Pull every line holding the string "Bund" from the records below.

[Figure record extracts]
◇ ◇ ◇ ◇
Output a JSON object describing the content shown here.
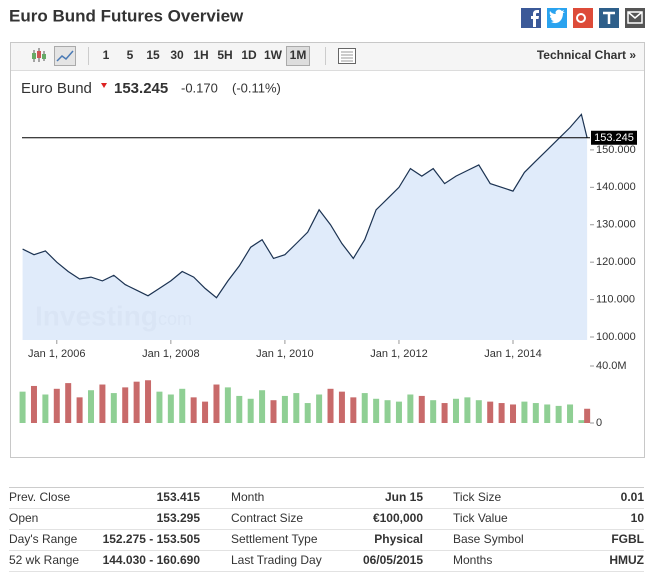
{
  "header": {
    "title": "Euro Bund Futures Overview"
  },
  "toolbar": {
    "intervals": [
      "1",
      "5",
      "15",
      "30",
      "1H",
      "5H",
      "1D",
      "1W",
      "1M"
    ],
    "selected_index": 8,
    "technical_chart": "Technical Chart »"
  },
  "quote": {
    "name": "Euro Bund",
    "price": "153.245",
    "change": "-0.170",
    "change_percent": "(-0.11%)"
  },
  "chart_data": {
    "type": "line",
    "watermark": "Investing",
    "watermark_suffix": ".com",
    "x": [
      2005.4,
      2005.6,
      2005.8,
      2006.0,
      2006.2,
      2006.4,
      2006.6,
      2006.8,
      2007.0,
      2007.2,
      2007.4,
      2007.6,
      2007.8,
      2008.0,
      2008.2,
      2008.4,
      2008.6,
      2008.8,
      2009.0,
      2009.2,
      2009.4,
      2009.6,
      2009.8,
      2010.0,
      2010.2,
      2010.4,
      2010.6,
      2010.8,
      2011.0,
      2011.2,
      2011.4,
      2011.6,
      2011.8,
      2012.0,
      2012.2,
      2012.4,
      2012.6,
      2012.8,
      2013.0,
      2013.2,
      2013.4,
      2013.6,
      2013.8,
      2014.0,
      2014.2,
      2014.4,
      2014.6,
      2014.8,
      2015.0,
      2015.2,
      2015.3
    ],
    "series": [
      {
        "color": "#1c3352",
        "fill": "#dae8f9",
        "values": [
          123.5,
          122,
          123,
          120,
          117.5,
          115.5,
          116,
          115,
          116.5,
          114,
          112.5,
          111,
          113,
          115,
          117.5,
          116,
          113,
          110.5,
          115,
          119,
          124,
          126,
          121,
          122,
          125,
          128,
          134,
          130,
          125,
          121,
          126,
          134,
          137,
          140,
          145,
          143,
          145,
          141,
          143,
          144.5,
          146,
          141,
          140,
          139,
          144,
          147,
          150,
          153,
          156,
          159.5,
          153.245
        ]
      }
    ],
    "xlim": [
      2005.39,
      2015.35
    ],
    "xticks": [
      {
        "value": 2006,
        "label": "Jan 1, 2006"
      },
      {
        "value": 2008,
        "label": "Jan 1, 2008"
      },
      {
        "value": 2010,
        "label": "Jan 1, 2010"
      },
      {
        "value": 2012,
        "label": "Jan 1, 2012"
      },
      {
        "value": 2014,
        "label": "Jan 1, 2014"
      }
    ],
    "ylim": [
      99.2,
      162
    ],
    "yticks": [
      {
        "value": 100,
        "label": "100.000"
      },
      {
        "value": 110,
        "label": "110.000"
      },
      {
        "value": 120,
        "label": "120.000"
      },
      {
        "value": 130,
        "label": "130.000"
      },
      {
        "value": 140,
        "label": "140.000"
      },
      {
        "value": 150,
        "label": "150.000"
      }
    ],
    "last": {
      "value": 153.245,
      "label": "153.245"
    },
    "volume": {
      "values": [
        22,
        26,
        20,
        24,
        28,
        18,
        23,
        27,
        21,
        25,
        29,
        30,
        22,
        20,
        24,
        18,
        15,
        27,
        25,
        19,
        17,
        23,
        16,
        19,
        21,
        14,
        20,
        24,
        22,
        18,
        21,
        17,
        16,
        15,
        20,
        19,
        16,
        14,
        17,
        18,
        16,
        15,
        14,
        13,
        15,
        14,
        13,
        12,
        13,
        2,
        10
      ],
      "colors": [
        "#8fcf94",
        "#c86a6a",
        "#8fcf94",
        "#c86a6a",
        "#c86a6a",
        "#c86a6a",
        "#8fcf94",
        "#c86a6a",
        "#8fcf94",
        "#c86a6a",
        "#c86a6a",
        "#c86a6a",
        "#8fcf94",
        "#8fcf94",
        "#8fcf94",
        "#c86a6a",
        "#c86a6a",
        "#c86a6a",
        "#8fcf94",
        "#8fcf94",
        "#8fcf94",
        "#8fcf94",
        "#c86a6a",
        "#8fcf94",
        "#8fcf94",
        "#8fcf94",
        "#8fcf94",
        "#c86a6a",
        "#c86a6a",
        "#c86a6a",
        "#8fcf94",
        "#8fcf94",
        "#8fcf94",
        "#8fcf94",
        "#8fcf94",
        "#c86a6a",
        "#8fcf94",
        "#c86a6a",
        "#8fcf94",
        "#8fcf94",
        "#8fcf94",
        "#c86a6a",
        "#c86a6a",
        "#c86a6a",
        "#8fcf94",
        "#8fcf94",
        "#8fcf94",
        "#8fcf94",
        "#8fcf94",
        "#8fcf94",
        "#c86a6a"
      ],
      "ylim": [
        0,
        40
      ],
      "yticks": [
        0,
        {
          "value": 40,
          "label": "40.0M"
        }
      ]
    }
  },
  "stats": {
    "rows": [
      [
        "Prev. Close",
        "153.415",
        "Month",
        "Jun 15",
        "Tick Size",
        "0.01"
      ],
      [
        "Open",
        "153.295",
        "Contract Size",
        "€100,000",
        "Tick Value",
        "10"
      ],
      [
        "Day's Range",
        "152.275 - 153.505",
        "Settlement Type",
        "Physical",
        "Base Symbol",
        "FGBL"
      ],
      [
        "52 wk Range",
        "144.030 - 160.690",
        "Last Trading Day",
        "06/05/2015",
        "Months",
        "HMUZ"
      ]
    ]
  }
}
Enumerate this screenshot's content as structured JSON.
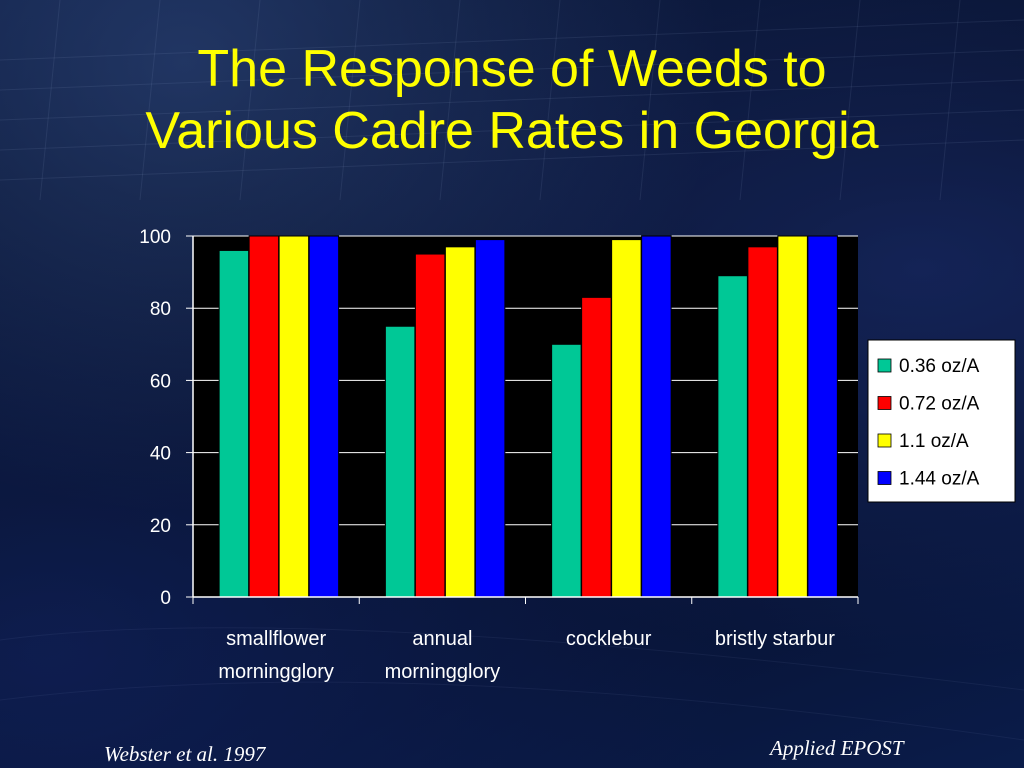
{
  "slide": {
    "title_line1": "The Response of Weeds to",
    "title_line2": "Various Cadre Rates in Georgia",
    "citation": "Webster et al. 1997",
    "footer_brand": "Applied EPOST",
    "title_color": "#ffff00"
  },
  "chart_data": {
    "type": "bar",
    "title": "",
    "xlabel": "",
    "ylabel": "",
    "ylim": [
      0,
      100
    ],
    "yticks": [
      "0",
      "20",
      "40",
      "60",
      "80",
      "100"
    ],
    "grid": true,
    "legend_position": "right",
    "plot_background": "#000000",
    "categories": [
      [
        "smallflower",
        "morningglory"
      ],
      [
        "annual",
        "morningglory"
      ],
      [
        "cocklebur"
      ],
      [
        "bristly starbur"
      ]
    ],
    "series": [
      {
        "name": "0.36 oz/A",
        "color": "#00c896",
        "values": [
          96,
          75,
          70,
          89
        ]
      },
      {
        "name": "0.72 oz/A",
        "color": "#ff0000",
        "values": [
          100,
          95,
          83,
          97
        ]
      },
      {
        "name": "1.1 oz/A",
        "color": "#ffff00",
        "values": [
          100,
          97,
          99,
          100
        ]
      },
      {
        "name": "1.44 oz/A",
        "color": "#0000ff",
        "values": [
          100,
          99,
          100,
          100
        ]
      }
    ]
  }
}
◇ ◇ ◇ ◇
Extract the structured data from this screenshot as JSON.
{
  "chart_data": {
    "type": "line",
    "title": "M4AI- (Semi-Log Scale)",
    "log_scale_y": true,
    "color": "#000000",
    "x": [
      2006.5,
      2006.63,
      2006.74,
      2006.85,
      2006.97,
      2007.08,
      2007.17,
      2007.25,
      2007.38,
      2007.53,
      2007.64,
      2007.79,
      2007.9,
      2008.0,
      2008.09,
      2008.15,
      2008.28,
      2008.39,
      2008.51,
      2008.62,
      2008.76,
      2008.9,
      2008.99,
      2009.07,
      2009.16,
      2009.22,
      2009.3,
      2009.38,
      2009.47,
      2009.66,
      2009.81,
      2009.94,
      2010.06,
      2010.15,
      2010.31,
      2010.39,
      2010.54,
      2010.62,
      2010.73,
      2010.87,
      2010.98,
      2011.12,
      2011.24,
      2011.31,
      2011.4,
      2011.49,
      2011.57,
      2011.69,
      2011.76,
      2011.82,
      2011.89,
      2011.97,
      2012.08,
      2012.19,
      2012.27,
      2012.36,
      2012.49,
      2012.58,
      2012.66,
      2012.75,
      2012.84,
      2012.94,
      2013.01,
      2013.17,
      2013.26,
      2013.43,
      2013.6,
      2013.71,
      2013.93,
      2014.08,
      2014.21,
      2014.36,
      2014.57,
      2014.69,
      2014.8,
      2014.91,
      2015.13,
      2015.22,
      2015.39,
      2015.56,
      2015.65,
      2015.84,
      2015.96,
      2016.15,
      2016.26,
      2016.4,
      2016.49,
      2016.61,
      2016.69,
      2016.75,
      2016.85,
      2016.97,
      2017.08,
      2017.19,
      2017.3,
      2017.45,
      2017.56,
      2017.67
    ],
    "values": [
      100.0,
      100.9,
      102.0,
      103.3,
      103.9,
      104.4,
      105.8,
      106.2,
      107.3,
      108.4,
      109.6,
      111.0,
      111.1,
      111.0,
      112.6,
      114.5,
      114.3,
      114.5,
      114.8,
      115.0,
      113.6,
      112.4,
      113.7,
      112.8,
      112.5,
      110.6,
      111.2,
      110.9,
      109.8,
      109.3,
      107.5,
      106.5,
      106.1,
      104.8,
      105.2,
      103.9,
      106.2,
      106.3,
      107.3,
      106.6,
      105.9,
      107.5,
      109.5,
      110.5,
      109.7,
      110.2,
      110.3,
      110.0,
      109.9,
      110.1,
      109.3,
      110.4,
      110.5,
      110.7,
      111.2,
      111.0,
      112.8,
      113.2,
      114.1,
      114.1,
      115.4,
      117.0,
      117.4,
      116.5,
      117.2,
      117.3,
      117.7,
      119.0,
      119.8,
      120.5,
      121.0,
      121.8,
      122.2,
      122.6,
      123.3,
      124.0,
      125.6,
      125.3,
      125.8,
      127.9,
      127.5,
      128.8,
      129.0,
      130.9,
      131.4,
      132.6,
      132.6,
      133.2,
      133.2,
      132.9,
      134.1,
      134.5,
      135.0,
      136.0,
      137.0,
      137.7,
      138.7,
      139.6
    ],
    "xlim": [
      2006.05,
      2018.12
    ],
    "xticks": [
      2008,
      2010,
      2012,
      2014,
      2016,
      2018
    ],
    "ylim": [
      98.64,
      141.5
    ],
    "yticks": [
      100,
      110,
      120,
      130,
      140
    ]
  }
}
◇ ◇ ◇ ◇
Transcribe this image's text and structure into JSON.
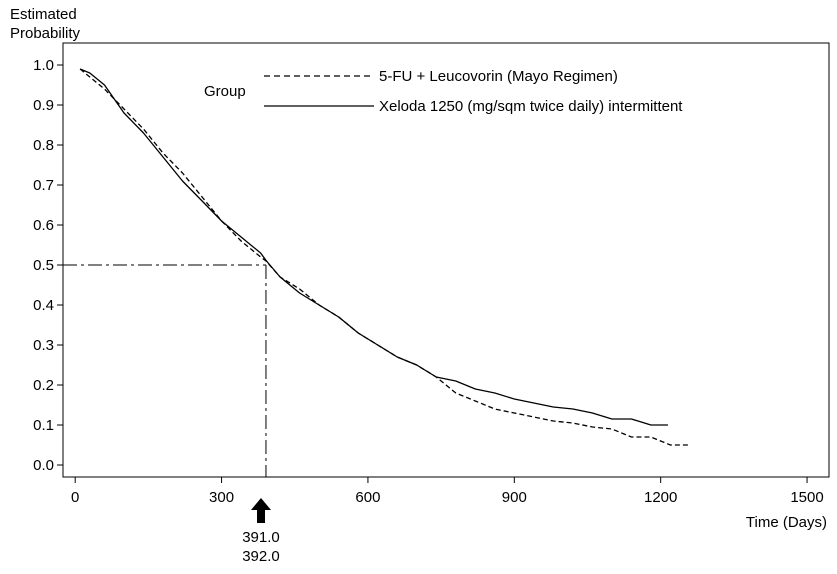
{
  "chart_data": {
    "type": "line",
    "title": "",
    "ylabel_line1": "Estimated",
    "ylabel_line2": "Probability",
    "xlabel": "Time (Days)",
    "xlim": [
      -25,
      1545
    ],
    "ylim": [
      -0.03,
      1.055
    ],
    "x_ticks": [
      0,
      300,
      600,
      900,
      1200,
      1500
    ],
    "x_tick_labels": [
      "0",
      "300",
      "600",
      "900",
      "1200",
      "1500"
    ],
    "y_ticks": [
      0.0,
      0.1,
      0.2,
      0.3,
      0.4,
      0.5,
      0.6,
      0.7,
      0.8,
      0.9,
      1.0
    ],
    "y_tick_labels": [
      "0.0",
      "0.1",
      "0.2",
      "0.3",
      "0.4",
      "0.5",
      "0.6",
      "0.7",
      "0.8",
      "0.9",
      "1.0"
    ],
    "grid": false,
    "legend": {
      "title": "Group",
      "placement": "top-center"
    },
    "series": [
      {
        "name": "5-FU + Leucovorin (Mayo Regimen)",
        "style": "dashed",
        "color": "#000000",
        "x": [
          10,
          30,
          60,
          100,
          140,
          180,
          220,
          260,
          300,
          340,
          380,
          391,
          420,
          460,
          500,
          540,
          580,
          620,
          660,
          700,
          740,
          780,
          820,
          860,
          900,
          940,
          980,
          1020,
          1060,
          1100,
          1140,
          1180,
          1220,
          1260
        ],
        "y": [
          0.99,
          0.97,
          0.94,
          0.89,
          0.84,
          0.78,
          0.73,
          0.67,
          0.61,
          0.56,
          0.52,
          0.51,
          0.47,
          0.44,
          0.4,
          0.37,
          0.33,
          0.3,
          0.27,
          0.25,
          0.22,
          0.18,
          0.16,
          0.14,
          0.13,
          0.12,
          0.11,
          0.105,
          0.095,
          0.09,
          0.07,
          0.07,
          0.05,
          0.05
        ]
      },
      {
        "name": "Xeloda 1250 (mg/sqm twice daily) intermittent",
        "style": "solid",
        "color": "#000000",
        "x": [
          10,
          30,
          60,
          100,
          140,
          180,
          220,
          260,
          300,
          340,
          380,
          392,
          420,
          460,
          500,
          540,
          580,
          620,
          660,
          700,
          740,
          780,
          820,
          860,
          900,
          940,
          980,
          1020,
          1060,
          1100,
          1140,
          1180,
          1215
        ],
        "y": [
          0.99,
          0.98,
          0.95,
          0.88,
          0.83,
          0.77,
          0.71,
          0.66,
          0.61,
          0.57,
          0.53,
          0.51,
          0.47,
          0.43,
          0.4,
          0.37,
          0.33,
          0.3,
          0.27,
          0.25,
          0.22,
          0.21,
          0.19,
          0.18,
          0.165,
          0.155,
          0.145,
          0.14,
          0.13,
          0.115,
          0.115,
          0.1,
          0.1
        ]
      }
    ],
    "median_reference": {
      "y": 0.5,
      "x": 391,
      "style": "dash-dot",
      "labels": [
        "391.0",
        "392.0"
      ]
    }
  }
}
◇ ◇ ◇ ◇
- Finished exercise
    "title": "Euro Bund Futures Overview"
    "name": "Euro Bund",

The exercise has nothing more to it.